Goal of the exercise:
Identify the lines that contain the word "процессов" and copy each one.

[Data extracted from a collection]

╭──

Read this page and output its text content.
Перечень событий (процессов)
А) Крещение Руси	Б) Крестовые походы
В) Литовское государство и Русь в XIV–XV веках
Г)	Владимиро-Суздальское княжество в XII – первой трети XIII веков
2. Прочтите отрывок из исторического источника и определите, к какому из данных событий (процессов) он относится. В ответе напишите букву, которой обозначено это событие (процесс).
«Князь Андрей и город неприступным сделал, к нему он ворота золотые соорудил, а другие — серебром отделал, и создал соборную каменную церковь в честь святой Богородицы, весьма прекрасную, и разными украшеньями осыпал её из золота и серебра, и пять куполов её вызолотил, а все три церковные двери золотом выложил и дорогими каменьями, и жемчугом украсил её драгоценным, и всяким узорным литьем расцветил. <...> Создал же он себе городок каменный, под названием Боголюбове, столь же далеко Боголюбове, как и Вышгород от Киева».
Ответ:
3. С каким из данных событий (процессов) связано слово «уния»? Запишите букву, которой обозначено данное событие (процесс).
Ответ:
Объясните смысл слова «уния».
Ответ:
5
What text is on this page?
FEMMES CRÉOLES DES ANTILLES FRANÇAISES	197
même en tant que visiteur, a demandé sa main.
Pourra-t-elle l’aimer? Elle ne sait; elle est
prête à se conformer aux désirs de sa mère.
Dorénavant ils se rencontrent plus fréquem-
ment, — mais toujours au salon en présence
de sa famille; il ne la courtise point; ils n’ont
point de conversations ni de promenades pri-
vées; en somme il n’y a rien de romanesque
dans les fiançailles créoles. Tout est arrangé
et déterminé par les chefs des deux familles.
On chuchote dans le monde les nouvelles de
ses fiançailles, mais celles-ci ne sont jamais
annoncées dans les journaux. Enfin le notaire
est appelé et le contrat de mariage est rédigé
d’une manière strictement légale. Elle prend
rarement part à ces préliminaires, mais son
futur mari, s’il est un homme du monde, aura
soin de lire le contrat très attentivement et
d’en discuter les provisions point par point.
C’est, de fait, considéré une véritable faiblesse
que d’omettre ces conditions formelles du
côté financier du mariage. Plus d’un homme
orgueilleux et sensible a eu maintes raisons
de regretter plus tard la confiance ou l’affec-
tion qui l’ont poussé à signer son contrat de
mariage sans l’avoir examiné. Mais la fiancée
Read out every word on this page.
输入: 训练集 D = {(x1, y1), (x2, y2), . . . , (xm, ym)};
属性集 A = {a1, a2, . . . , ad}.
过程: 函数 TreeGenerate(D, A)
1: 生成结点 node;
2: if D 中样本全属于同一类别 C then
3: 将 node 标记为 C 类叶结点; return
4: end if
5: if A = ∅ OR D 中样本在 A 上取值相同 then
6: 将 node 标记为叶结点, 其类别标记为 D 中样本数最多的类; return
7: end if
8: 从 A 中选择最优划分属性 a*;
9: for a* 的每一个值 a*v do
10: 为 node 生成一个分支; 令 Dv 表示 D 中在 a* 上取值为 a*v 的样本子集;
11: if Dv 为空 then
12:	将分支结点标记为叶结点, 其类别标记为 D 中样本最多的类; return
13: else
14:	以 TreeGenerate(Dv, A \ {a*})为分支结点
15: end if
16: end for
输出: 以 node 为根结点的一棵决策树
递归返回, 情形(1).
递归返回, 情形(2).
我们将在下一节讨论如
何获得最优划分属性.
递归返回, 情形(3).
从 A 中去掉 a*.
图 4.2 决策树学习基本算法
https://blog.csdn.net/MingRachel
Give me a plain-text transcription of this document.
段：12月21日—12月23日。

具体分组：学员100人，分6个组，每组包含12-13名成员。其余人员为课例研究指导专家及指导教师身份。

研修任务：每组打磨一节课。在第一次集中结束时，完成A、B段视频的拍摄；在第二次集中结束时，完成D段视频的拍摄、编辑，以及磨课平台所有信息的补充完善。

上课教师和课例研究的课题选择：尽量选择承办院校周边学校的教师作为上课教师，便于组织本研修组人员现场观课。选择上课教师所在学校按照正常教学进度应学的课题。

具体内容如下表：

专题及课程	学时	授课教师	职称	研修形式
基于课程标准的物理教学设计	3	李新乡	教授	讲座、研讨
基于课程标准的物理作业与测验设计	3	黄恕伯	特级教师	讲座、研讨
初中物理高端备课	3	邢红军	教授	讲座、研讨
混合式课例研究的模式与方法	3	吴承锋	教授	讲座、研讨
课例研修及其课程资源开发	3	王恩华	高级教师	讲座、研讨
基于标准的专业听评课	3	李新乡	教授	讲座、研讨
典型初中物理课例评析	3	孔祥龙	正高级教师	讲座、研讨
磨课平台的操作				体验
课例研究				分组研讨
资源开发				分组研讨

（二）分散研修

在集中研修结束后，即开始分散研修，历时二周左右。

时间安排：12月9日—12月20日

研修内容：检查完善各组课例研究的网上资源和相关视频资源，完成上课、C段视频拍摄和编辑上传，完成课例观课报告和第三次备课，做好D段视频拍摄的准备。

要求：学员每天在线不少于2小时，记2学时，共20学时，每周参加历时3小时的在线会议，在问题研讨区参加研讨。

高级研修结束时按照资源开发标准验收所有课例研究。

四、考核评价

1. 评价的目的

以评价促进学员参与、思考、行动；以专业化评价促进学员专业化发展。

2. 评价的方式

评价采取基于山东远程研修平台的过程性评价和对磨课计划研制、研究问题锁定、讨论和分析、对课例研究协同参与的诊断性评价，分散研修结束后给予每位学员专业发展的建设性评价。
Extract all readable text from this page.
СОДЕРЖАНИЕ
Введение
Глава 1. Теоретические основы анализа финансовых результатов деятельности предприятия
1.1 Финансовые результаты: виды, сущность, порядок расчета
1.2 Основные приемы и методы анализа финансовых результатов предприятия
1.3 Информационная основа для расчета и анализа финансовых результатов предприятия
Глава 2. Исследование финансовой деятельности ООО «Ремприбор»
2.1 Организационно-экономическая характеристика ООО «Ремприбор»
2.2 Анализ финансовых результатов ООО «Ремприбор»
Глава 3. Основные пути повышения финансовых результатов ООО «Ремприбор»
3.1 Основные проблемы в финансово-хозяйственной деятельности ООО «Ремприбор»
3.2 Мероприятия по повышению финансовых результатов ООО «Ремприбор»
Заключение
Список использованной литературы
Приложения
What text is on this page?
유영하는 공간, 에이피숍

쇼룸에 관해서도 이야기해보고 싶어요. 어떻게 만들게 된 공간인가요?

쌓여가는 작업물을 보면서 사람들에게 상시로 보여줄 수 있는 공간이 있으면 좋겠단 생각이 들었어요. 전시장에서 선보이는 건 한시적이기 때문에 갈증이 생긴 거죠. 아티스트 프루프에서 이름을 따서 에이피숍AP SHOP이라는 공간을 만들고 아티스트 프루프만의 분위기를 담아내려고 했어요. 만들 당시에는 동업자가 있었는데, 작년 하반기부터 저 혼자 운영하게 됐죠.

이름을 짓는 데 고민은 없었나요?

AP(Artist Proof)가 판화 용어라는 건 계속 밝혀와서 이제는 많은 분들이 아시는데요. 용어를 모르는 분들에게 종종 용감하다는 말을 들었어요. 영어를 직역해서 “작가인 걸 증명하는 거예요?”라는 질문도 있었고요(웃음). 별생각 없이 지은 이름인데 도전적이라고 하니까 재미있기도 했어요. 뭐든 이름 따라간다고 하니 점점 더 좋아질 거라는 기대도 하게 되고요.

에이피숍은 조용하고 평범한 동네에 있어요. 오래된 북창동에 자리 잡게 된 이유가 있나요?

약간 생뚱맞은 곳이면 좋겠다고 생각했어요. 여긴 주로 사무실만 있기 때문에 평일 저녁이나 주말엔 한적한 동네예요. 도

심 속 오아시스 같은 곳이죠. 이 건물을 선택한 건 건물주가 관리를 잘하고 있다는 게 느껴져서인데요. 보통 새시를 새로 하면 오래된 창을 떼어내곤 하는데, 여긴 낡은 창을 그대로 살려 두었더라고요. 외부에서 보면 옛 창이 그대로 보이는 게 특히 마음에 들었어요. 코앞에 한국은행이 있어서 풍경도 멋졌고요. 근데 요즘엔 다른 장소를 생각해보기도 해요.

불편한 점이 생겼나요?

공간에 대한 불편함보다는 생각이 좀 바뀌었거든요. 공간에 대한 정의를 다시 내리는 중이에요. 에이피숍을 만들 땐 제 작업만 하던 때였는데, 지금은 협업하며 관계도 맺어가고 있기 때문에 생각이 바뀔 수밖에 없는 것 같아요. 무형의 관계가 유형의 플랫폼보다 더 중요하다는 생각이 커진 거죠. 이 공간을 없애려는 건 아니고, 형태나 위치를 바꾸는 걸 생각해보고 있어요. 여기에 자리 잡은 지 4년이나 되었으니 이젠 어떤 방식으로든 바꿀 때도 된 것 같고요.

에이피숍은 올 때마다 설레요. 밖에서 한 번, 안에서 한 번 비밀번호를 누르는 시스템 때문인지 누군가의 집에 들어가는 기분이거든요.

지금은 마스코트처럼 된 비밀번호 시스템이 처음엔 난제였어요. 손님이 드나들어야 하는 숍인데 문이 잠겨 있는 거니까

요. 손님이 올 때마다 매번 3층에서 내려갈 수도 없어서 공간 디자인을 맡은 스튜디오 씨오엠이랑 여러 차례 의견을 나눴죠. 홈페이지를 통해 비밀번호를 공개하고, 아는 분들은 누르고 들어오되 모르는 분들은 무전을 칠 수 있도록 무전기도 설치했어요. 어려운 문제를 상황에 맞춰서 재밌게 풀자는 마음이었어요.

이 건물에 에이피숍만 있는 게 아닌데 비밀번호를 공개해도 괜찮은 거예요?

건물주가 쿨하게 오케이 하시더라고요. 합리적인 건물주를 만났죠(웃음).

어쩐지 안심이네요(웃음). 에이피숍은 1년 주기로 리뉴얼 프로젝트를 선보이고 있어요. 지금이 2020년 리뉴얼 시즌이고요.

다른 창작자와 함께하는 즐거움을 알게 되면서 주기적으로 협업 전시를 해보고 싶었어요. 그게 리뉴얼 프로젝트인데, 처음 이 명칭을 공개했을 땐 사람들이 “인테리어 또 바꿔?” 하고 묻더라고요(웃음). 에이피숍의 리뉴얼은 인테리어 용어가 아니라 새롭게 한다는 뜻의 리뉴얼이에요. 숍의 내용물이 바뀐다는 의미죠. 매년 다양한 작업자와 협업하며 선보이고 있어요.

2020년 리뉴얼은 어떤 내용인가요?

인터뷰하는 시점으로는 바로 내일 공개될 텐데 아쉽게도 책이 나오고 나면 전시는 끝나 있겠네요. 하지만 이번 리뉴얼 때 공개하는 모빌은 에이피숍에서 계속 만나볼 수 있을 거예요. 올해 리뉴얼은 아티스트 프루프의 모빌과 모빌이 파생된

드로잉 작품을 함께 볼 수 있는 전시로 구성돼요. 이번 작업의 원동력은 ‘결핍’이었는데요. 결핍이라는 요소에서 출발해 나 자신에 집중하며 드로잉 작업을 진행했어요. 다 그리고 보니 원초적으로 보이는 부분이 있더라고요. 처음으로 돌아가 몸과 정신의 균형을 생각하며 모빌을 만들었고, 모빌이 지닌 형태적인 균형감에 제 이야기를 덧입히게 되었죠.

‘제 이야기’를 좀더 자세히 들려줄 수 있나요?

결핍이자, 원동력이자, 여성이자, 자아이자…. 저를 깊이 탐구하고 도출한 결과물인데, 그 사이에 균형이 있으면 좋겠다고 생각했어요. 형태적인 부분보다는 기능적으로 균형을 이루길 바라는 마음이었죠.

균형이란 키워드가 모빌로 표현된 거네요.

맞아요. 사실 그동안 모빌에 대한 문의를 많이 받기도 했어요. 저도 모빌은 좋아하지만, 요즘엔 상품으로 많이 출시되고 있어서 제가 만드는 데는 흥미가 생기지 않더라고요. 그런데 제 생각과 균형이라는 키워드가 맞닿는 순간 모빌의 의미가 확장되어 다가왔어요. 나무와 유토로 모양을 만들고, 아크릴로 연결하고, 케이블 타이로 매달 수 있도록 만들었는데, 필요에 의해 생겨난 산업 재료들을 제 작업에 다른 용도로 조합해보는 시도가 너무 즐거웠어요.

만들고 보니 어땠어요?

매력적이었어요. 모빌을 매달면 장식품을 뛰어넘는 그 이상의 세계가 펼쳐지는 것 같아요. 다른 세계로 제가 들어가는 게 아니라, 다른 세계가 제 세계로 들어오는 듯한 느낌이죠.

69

╰──

Written solution:
Перечень событий (процессов)
2. Прочтите отрывок из исторического источника и определите, к какому из данных событий (процессов) он относится. В ответе напишите букву, которой обозначено это событие (процесс).
3. С каким из данных событий (процессов) связано слово «уния»? Запишите букву, которой обозначено данное событие (процесс).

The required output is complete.